Instructions to follow:
Without the pictures, can you quote each line below exactly?

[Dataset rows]
[start]
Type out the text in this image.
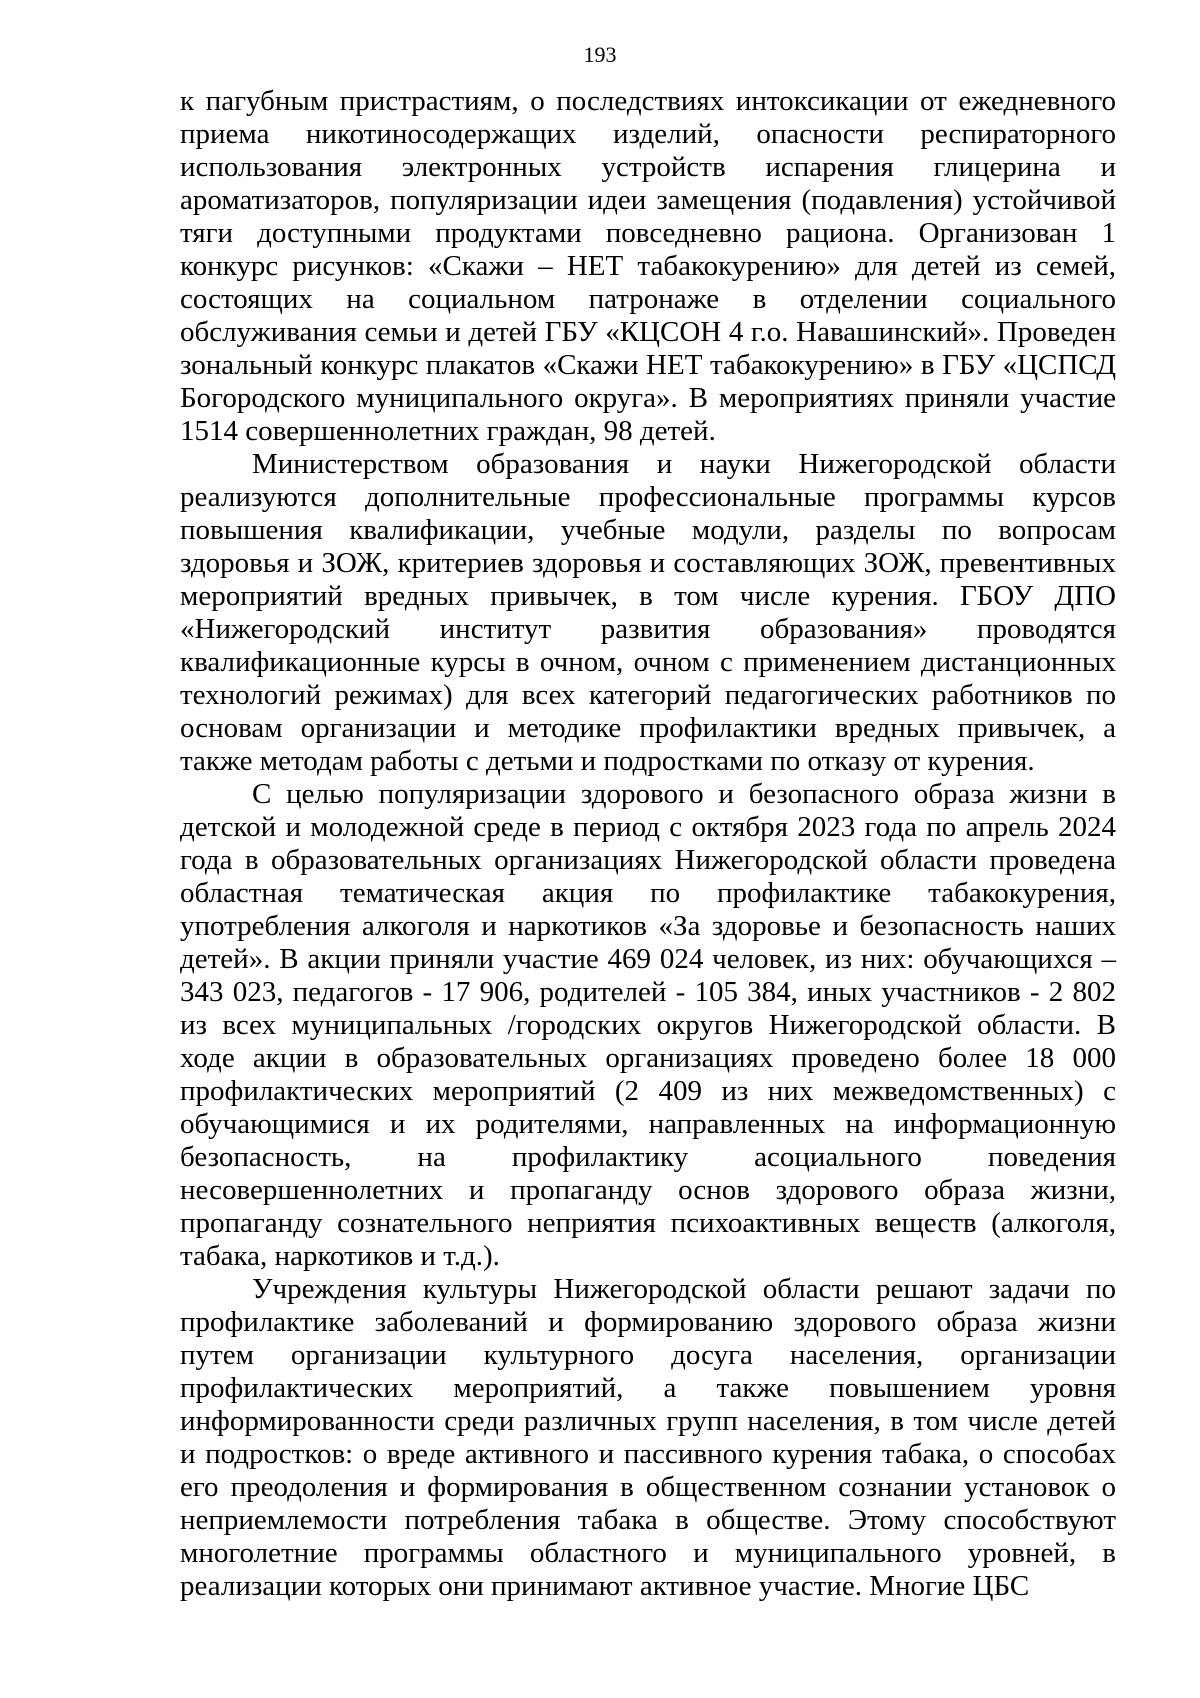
193

к пагубным пристрастиям, о последствиях интоксикации от ежедневного приема никотиносодержащих изделий, опасности респираторного использования электронных устройств испарения глицерина и ароматизаторов, популяризации идеи замещения (подавления) устойчивой тяги доступными продуктами повседневно рациона. Организован 1 конкурс рисунков: «Скажи – НЕТ табакокурению» для детей из семей, состоящих на социальном патронаже в отделении социального обслуживания семьи и детей ГБУ «КЦСОН 4 г.о. Навашинский». Проведен зональный конкурс плакатов «Скажи НЕТ табакокурению» в ГБУ «ЦСПСД Богородского муниципального округа». В мероприятиях приняли участие 1514 совершеннолетних граждан, 98 детей.

Министерством образования и науки Нижегородской области реализуются дополнительные профессиональные программы курсов повышения квалификации, учебные модули, разделы по вопросам здоровья и ЗОЖ, критериев здоровья и составляющих ЗОЖ, превентивных мероприятий вредных привычек, в том числе курения. ГБОУ ДПО «Нижегородский институт развития образования» проводятся квалификационные курсы в очном, очном с применением дистанционных технологий режимах) для всех категорий педагогических работников по основам организации и методике профилактики вредных привычек, а также методам работы с детьми и подростками по отказу от курения.

С целью популяризации здорового и безопасного образа жизни в детской и молодежной среде в период с октября 2023 года по апрель 2024 года в образовательных организациях Нижегородской области проведена областная тематическая акция по профилактике табакокурения, употребления алкоголя и наркотиков «За здоровье и безопасность наших детей». В акции приняли участие 469 024 человек, из них: обучающихся – 343 023, педагогов - 17 906, родителей - 105 384, иных участников - 2 802 из всех муниципальных /городских округов Нижегородской области. В ходе акции в образовательных организациях проведено более 18 000 профилактических мероприятий (2 409 из них межведомственных) с обучающимися и их родителями, направленных на информационную безопасность, на профилактику асоциального поведения несовершеннолетних и пропаганду основ здорового образа жизни, пропаганду сознательного неприятия психоактивных веществ (алкоголя, табака, наркотиков и т.д.).

Учреждения культуры Нижегородской области решают задачи по профилактике заболеваний и формированию здорового образа жизни путем организации культурного досуга населения, организации профилактических мероприятий, а также повышением уровня информированности среди различных групп населения, в том числе детей и подростков: о вреде активного и пассивного курения табака, о способах его преодоления и формирования в общественном сознании установок о неприемлемости потребления табака в обществе. Этому способствуют многолетние программы областного и муниципального уровней, в реализации которых они принимают активное участие. Многие ЦБС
[end]
Final answer:
Type out the text in this image.
193

к пагубным пристрастиям, о последствиях интоксикации от ежедневного приема никотиносодержащих изделий, опасности респираторного использования электронных устройств испарения глицерина и ароматизаторов, популяризации идеи замещения (подавления) устойчивой тяги доступными продуктами повседневно рациона. Организован 1 конкурс рисунков: «Скажи – НЕТ табакокурению» для детей из семей, состоящих на социальном патронаже в отделении социального обслуживания семьи и детей ГБУ «КЦСОН 4 г.о. Навашинский». Проведен зональный конкурс плакатов «Скажи НЕТ табакокурению» в ГБУ «ЦСПСД Богородского муниципального округа». В мероприятиях приняли участие 1514 совершеннолетних граждан, 98 детей.

Министерством образования и науки Нижегородской области реализуются дополнительные профессиональные программы курсов повышения квалификации, учебные модули, разделы по вопросам здоровья и ЗОЖ, критериев здоровья и составляющих ЗОЖ, превентивных мероприятий вредных привычек, в том числе курения. ГБОУ ДПО «Нижегородский институт развития образования» проводятся квалификационные курсы в очном, очном с применением дистанционных технологий режимах) для всех категорий педагогических работников по основам организации и методике профилактики вредных привычек, а также методам работы с детьми и подростками по отказу от курения.

С целью популяризации здорового и безопасного образа жизни в детской и молодежной среде в период с октября 2023 года по апрель 2024 года в образовательных организациях Нижегородской области проведена областная тематическая акция по профилактике табакокурения, употребления алкоголя и наркотиков «За здоровье и безопасность наших детей». В акции приняли участие 469 024 человек, из них: обучающихся – 343 023, педагогов - 17 906, родителей - 105 384, иных участников - 2 802 из всех муниципальных /городских округов Нижегородской области. В ходе акции в образовательных организациях проведено более 18 000 профилактических мероприятий (2 409 из них межведомственных) с обучающимися и их родителями, направленных на информационную безопасность, на профилактику асоциального поведения несовершеннолетних и пропаганду основ здорового образа жизни, пропаганду сознательного неприятия психоактивных веществ (алкоголя, табака, наркотиков и т.д.).

Учреждения культуры Нижегородской области решают задачи по профилактике заболеваний и формированию здорового образа жизни путем организации культурного досуга населения, организации профилактических мероприятий, а также повышением уровня информированности среди различных групп населения, в том числе детей и подростков: о вреде активного и пассивного курения табака, о способах его преодоления и формирования в общественном сознании установок о неприемлемости потребления табака в обществе. Этому способствуют многолетние программы областного и муниципального уровней, в реализации которых они принимают активное участие. Многие ЦБС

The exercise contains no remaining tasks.